**What you will do**
Your task is to copy every line below that contains the word "KRAS".

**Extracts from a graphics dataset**
· · ·

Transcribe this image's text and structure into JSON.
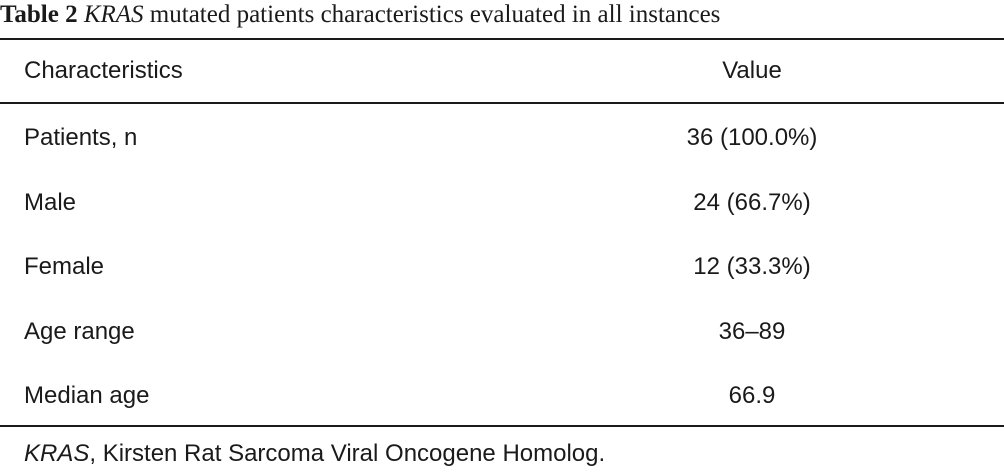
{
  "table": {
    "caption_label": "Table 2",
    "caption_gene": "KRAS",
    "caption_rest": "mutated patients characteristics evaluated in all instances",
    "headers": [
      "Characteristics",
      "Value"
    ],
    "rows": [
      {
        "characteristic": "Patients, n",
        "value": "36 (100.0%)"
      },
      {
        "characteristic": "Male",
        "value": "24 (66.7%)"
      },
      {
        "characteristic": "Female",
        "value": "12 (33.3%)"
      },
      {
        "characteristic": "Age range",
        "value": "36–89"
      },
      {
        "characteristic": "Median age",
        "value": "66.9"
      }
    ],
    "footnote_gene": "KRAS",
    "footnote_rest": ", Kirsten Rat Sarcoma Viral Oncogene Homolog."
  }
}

· · ·

**Exercise result**
    "caption_gene": "KRAS",
    "footnote_gene": "KRAS",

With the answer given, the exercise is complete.